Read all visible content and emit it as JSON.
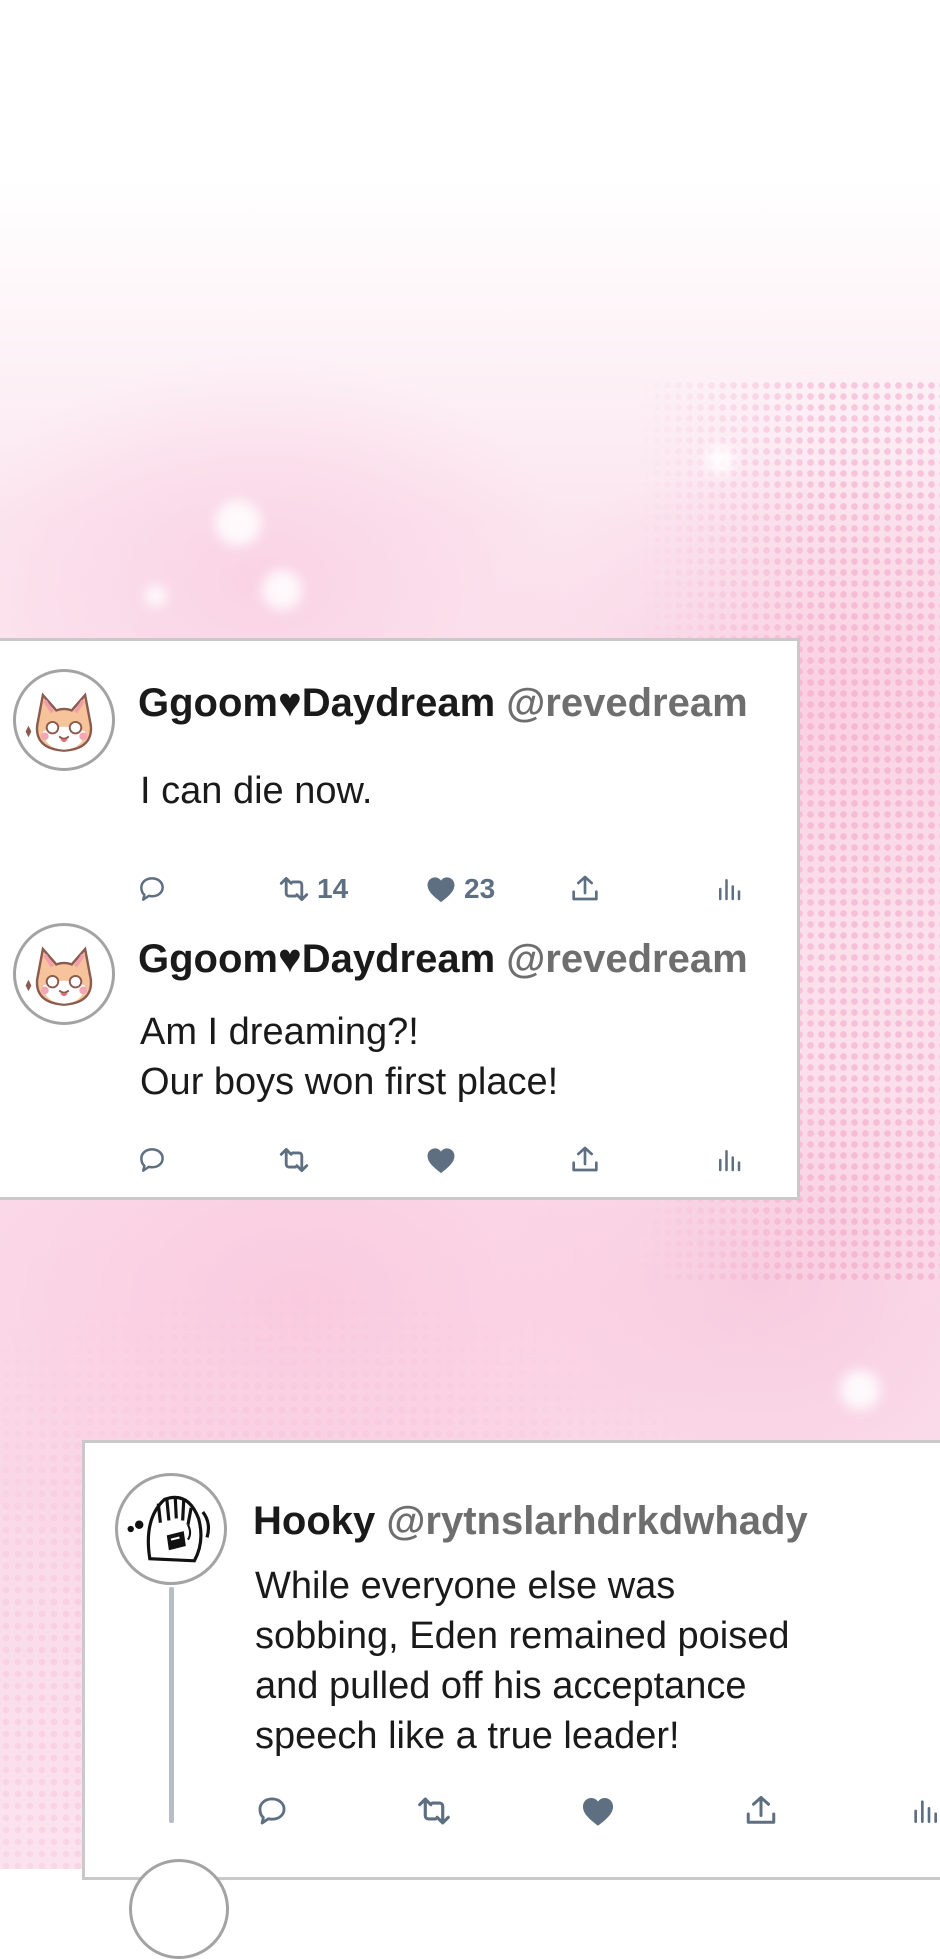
{
  "colors": {
    "card_border": "#c9c9c9",
    "icon": "#5f6f82",
    "handle": "#6e6e6e"
  },
  "tweets": [
    {
      "display_name": "Ggoom♥Daydream",
      "handle": "@revedream",
      "avatar": "cat-avatar",
      "lines": [
        "I can die now."
      ],
      "retweets": "14",
      "likes": "23"
    },
    {
      "display_name": "Ggoom♥Daydream",
      "handle": "@revedream",
      "avatar": "cat-avatar",
      "lines": [
        "Am I dreaming?!",
        "Our boys won first place!"
      ]
    },
    {
      "display_name": "Hooky",
      "handle": "@rytnslarhdrkdwhady",
      "avatar": "crying-doodle-avatar",
      "lines": [
        "While everyone else was",
        "sobbing, Eden remained poised",
        "and pulled off his acceptance",
        "speech like a true leader!"
      ]
    }
  ],
  "icons": [
    "reply-icon",
    "retweet-icon",
    "like-icon",
    "share-icon",
    "analytics-icon"
  ]
}
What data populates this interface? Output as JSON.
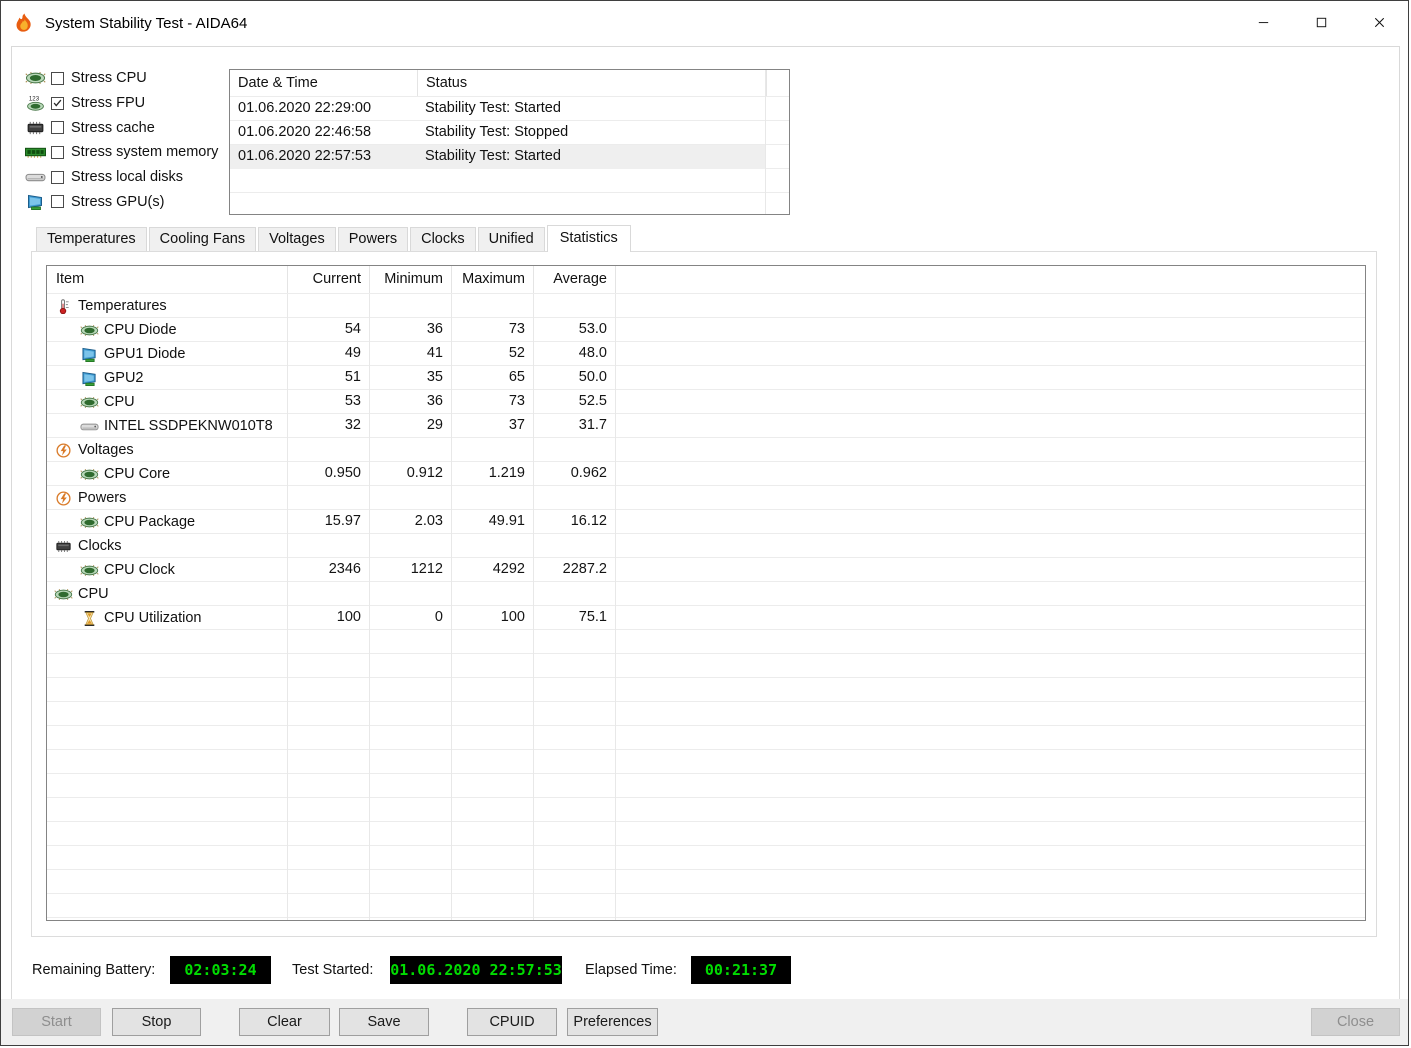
-------
> _What you will do_: Select and copy every line of the listing with the word "handle".

> _Result of this exercise_:
    "handle": "#6e6e6e"
      "handle": "@revedream",
      "handle": "@revedream",
      "handle": "@rytnslarhdrkdwhady",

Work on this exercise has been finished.